***** SELECTED EXCERPT

This document assumes you are already familiar with the Dataset API Configurator. You should only consider this document if you plan to develop your own web interface or need to construct very complex data calls not supported by the web interface.

The recommended way is to configure a call in the web-interfaces and then export the generated call definition using Output format -> API query.

Commonly meteoblue APIs use simple URL GET parameters like http://my.meteoblue.com/packages/basic-1?lat=47.2&lon=9.6.... This approach is unfortunately not sufficient to query datasets dynamically. Instead a HTTP JSON request body is used:

{
"units": {
"temperature": "C",
"velocity": "km/h",
"length": "metric",
"energy": "watts"
},
"geometry": {
"type": "MultiPoint",
"coordinates": [[7.57327,47.558399,279]], // lon, lat, asl
"locationNames": ["Basel"]
},
"format": "json",
"timeIntervals": [
"2019-01-01T+00:00/2019-12-31T+00:00"
],
"queries": [{
"domain": "NEMSGLOBAL",
"gapFillDomain": null,
"timeResolution": "hourly",
"codes": [{
"code": 157,
"level": "180-0 mb above gnd"
}]
}]
}

This call can be executed with the command line tool curl:

curl \
-L -H "Content-Type: application/json" \
-d '{"units":{"temperature":"C","velocity":"km/h","length":"metric","energy":"watts"},"geometry":{"type":"MultiPoint","coordinates":[[7.57327,47.558399,279]],"locationNames":["Basel"]},"format":"json","timeIntervals":["2019-01-01T+00:00/2019-12-31T+00:00"],"timeIntervalsAlignment":"none","queries":[{"domain":"NEMSGLOBAL","gapFillDomain":null,"timeResolution":"hourly","codes":[{"code":157,"level":"180-0 mb above gnd"}]}]}' \
"http://my.meteoblue.com/dataset/query?apikey=APIKEY"

Many web-development tools like Insomnia REST client support using JSON bodies. Alternatively, the JSON query can be encoded into the URL. This will result in long URLs and quickly hit maximum URL length limits.

https://my.meteoblue.com/dataset/query?apikey=DEMOKEY&json=%7B%22units%22%3A%7B%22temperature%22%3A%22C%22%2C%22velocity%22%3A%22km%2Fh%22%2C%22length%22%3A%22metric%22%2C%22energy%22%3A%22watts%22%7D%2C%22geometry%22%3A%7B%22typ....

All calls to meteoblue APIs require a valid API key. Please contact [email protected] for more information.

More complex calls might also be declined to be executed directly and require the use of job queues. The next chapter will explain job queues in more detail.

To use the dataset API with Python, we recommend to use the meteoblue-dataset-sdk Python module. This library simplifies access to the dataset API and transparently implements job queues and decoding of data using protobuf.

JSON Query Structure

The JSON body uses various structures and arrays that are nested to build complex queries with recursive transformations. All JSON attributes are case-sensitive and use camel-case names. As in the example above, the outer JSON structure contains properties like units, geometry, timeIntervals or queries.

The following tables describe all properties and how they are integrated with other structures. Some properties address special use-cases that are not available in the web-interfaces. For completeness all API properties are documented in the next chapters.

**********

**WHAT THIS EXERCISE ASKS:**
A) Answer these questions about the meteoblue dataset API text:
(i) Which command line tool can execute the call?
(ii) Which Python module is recommended for using the dataset API?
(iii) What kind of names do the JSON attributes use?
B) Duplicate the stretch from "To use the dataset" through "timeIntervals or queries." in the meteoblue dataset API text.
C) Go on with the meteoblue dataset API text from the point where it stops.
The lines play no part in this work.

***** SUPPLIED DATA

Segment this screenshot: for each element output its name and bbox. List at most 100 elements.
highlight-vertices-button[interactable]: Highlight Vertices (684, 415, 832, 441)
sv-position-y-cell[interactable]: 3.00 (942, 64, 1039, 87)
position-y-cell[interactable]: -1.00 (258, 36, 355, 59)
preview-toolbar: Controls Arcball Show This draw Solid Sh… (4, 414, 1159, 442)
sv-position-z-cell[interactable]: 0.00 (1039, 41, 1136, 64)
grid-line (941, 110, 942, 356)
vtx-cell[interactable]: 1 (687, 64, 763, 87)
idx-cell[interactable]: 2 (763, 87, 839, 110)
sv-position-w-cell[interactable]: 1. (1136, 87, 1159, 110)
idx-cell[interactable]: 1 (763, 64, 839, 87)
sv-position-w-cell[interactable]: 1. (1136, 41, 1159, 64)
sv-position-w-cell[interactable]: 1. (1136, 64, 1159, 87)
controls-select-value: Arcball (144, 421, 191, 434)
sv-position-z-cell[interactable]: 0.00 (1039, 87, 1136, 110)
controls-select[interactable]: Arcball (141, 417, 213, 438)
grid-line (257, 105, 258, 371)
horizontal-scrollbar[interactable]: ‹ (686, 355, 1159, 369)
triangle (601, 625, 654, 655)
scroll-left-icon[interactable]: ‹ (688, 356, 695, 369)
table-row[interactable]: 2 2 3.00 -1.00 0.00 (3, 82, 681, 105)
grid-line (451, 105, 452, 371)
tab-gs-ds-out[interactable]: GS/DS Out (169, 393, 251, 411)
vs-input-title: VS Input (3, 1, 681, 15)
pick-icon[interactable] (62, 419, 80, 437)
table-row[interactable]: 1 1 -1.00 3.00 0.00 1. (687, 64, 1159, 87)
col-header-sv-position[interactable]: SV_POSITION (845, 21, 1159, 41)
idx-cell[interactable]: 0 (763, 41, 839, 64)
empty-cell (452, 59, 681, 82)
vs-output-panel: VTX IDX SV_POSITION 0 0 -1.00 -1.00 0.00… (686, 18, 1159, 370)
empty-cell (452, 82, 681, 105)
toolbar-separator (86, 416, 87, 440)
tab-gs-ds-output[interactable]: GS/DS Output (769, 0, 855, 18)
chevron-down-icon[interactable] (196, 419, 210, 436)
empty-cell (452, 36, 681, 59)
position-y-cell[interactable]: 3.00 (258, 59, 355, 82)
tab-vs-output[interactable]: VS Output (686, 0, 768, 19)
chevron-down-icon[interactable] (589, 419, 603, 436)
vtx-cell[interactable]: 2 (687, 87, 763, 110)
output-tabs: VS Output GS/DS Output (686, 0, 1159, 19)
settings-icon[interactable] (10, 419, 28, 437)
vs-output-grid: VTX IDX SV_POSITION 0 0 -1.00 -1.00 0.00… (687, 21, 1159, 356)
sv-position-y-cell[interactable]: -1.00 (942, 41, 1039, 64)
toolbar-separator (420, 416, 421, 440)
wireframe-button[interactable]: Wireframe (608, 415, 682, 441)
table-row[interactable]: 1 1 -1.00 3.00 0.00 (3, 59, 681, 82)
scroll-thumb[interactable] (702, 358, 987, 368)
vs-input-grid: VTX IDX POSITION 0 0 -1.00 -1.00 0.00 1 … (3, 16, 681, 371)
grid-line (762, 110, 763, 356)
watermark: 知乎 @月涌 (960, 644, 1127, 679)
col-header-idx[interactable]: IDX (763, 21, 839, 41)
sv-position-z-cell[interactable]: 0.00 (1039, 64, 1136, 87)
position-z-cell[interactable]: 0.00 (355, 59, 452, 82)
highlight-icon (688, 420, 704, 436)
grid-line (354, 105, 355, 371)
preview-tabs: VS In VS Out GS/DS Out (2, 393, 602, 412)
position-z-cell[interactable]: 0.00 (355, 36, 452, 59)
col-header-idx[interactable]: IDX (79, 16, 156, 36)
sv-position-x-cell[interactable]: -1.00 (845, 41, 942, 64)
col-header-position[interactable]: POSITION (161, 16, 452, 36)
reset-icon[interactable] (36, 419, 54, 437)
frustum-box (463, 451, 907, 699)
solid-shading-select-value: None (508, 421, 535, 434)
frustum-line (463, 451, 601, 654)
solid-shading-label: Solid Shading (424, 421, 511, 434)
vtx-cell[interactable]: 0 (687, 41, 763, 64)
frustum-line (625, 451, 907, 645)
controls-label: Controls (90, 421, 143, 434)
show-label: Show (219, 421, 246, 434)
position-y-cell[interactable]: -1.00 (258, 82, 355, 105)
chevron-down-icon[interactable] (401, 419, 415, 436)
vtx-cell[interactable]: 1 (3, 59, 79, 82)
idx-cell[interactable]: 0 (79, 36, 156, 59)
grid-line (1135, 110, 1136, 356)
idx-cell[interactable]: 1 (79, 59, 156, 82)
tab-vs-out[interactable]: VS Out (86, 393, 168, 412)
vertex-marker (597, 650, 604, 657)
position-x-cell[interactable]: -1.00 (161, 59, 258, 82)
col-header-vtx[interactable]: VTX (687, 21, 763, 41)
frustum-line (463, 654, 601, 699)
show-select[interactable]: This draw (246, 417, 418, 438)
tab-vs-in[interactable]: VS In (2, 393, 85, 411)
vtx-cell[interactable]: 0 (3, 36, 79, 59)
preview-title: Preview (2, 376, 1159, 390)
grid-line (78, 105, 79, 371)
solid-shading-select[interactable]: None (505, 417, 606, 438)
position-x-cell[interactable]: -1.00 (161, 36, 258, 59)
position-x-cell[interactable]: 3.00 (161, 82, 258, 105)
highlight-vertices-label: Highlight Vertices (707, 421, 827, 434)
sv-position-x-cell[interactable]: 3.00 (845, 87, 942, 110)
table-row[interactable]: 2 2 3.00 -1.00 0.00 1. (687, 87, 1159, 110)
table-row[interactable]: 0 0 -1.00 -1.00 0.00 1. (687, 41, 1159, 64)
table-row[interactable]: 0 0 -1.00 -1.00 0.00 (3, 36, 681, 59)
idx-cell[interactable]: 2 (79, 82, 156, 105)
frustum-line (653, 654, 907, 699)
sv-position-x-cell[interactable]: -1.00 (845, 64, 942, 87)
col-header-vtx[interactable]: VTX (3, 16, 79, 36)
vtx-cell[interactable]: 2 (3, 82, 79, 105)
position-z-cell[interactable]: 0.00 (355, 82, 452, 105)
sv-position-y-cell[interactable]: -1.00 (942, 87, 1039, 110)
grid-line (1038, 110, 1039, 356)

**********

**ANSWERS FOR THE EXERCISE:**
A)
(i) curl
(ii) meteoblue-dataset-sdk
(iii) Camel-case names, which are case-sensitive

B)
To use the dataset API with Python, we recommend to use the meteoblue-dataset-sdk Python module. This library simplifies access to the dataset API and transparently implements job queues and decoding of data using protobuf.

JSON Query Structure

The JSON body uses various structures and arrays that are nested to build complex queries with recursive transformations. All JSON attributes are case-sensitive and use camel-case names. As in the example above, the outer JSON structure contains properties like units, geometry, timeIntervals or queries.

C)
PropertyTypeDescription
unitsStructure: UnitsOption to select units like Fahrenheit
geometryStructure: GeoJSONSelect polygon or points
formatString enumeration: FormatWhich output format to use
timeIntervalsArray of Structure: TimeIntervalDefine time intervals to read
timeIntervalsAlignmentString enumeration: AlignmentHow multiple time-intervals are aligned in charts
queriesArray of Structure: QueryPer dataset queries
oneTimeIntervalPerGeometryBooleanSee below
checkOnlyBooleanOnly calculate amount of required datapoints
runOnJobQueueBooleanExecute this job on a queue, instead directly

Per default API will return a data-series for each time-interval times the number of geometries. 10 elements in timeIntervals and 20 coordinates in geometries return 200 data-series.

If oneTimeIntervalPerGeometry is set to true and a GeoJSON GeometryCollection is used, the first geometry will use the first time-interval, then the second geometry and the second time-interval and so on. This is used to return for each coordinate, different time-intervals. In the web-interfaces this used in Coordinates and time mode. An example call is available in the GeoJSON description below.

If checkOnly is set to true, the API will only calculate how many data points must be processed and whether a job queue must be used. runOnJobQueue would then be required to submit the call to a job queue. More information can be found in the last chapter about job queues.

Units

If units are not set, the defaults are Celsius, km/h, metric and watts

PropertyTypeDescription
temperatureStringcelsius or fahrenheit
velocityStringkm/h, m/s , mph, kn or bft
lengthStringmetric or imperial
energyStringwatts or joules

GeoJSON Geometry

important

Please make sure to provide all input coordinates in the correct order: "lon" -> "lat" (-> "asl")

The geometry structure is based on GeoJSON, but extended to support features like geoname polygon id, location names and additional attributes. A geometry could also be of type GeometryCollection to select multiple geometries (this can be used in conjunction with oneTimeIntervalPerGeometry).

Depending on the feature type different geometries can be used.

Point and MultiPoint

{
"type": "Point",
"coordinates": [8.6, 47.5, 351.1] // lon, lat, asl
}
{
"type": "MultiPoint",
"coordinates": [[8.6, 47.5,351.1], [8.55, 47.37, 429]], // lon, lat, asl
"locationNames": ["Basel", "Zürich"]
}

Coordinates are defined as tuple of longitude, latitude and elevation above sea level. Elevation is optional and will be automatically resolved from an 80 m resolution digital elevation model (DEM). locationNames can be optionally specified and will be replicated in the output.

The order of coordinates will be preserved in the output.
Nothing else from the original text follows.